▶ _Short problem_
Check each line of the material. Copy those containing "this".
* begin Records *
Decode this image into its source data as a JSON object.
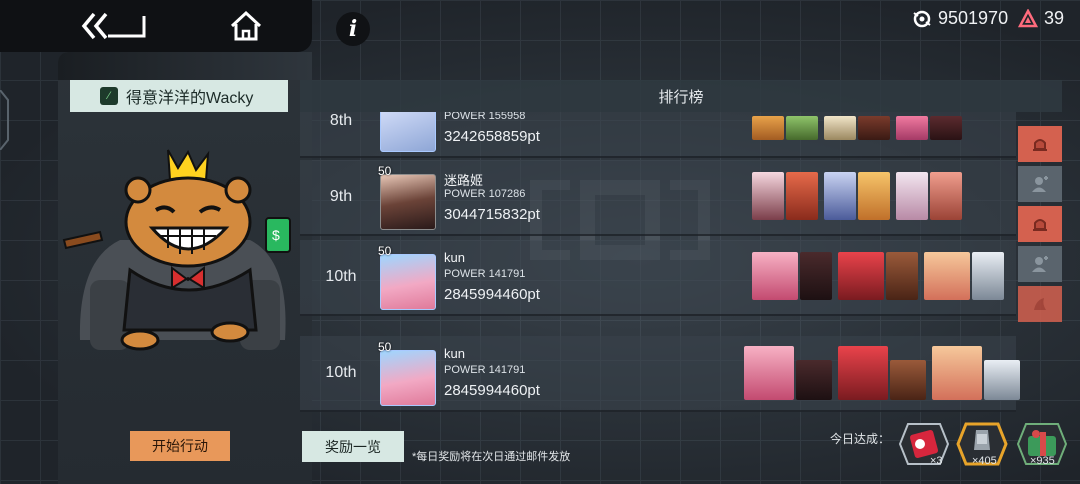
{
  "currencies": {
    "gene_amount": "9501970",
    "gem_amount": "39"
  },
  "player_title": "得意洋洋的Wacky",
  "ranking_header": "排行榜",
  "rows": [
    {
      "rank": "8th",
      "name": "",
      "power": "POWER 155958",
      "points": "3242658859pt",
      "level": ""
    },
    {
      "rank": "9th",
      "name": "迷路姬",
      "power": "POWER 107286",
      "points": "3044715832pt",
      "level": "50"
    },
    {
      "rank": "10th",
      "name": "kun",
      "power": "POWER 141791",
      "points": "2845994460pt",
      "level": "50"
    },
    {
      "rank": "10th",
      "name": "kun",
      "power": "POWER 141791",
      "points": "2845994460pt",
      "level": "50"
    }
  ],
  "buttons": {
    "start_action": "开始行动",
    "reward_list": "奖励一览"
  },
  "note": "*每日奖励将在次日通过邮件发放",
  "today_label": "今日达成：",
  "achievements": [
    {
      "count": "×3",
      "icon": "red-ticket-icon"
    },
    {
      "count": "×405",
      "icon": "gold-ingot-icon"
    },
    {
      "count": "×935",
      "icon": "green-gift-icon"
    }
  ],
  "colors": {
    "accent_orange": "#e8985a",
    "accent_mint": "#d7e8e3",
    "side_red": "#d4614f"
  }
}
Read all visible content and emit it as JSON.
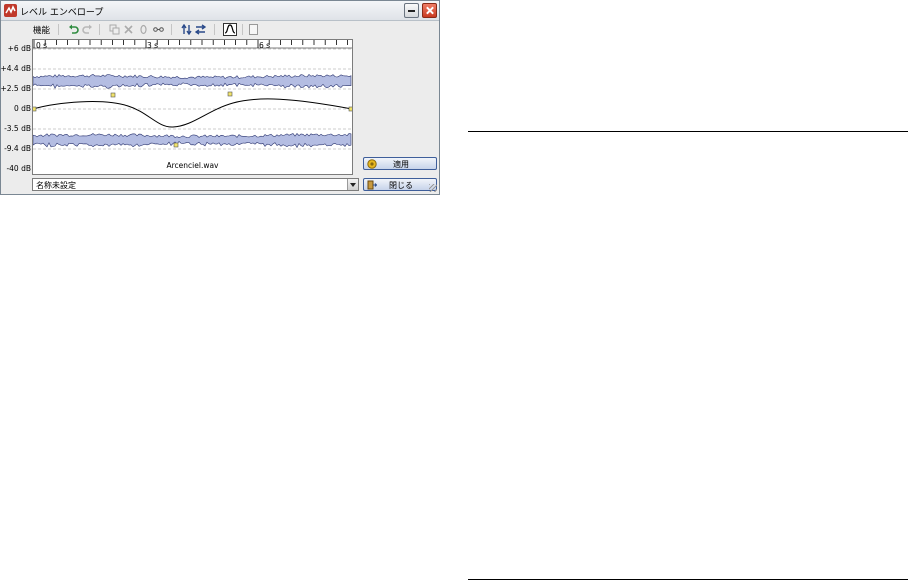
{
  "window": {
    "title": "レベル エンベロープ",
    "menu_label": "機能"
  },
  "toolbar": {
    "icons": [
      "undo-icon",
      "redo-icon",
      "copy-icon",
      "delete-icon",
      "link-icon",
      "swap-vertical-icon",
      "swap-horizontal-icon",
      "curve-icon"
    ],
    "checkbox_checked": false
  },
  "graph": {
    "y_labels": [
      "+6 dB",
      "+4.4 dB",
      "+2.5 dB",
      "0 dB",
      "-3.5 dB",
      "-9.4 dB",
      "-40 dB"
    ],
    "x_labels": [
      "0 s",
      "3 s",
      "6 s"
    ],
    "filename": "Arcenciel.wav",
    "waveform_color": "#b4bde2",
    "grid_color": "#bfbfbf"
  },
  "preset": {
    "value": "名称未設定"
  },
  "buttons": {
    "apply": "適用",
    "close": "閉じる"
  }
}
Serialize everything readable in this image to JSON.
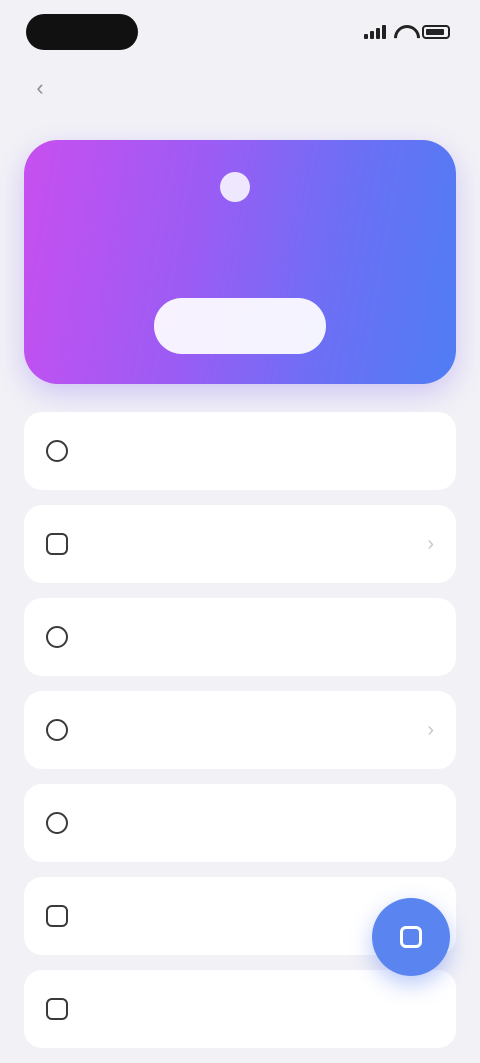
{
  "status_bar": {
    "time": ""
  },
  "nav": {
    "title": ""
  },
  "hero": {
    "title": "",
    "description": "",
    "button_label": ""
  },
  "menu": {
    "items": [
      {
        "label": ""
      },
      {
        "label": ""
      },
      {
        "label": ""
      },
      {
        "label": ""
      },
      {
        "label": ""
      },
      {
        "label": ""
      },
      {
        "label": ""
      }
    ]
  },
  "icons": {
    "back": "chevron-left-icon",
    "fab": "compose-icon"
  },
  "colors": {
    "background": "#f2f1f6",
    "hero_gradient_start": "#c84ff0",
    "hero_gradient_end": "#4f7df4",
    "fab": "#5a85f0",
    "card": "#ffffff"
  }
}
* end Records *
* begin Records *
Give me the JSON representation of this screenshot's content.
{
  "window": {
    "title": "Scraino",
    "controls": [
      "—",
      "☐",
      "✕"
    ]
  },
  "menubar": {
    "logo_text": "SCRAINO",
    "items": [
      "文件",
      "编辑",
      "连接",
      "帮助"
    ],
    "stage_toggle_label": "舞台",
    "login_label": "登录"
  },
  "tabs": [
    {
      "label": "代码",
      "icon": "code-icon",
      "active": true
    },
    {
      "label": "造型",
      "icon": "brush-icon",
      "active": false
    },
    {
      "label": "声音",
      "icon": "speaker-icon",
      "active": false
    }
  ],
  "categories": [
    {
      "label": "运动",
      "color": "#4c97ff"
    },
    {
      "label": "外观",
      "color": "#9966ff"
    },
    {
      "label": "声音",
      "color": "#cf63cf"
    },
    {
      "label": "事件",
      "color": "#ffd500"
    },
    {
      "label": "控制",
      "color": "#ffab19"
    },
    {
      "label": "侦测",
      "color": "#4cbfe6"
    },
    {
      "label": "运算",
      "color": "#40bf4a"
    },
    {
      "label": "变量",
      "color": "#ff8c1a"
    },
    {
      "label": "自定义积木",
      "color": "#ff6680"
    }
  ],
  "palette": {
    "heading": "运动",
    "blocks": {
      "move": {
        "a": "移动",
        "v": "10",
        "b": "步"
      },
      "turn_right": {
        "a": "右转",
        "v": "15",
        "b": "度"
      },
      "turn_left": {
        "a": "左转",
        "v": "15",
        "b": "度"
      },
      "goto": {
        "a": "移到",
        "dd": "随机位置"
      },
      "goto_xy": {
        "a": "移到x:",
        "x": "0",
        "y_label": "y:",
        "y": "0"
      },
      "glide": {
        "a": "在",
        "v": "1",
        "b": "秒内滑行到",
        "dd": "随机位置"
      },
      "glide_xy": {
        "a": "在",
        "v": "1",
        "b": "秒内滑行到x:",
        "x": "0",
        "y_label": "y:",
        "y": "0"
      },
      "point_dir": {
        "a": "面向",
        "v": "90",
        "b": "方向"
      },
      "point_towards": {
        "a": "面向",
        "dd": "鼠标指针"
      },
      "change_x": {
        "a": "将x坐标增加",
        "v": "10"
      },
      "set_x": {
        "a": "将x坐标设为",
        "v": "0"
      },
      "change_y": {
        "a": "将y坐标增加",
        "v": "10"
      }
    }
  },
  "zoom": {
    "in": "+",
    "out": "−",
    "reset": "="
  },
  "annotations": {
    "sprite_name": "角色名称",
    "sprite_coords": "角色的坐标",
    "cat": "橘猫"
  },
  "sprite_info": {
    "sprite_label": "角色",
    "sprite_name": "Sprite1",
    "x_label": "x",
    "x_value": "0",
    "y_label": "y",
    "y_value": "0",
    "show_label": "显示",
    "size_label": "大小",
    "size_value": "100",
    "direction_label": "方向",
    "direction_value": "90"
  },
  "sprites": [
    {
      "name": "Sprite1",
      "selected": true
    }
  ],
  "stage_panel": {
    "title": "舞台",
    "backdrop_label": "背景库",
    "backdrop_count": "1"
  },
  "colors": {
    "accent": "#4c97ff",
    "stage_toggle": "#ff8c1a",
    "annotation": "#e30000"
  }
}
* end Records *
▶ _Solution_
Decode this image into its source data as a JSON object.
Serialize everything readable in this image to JSON.
Give me the JSON representation of this screenshot's content.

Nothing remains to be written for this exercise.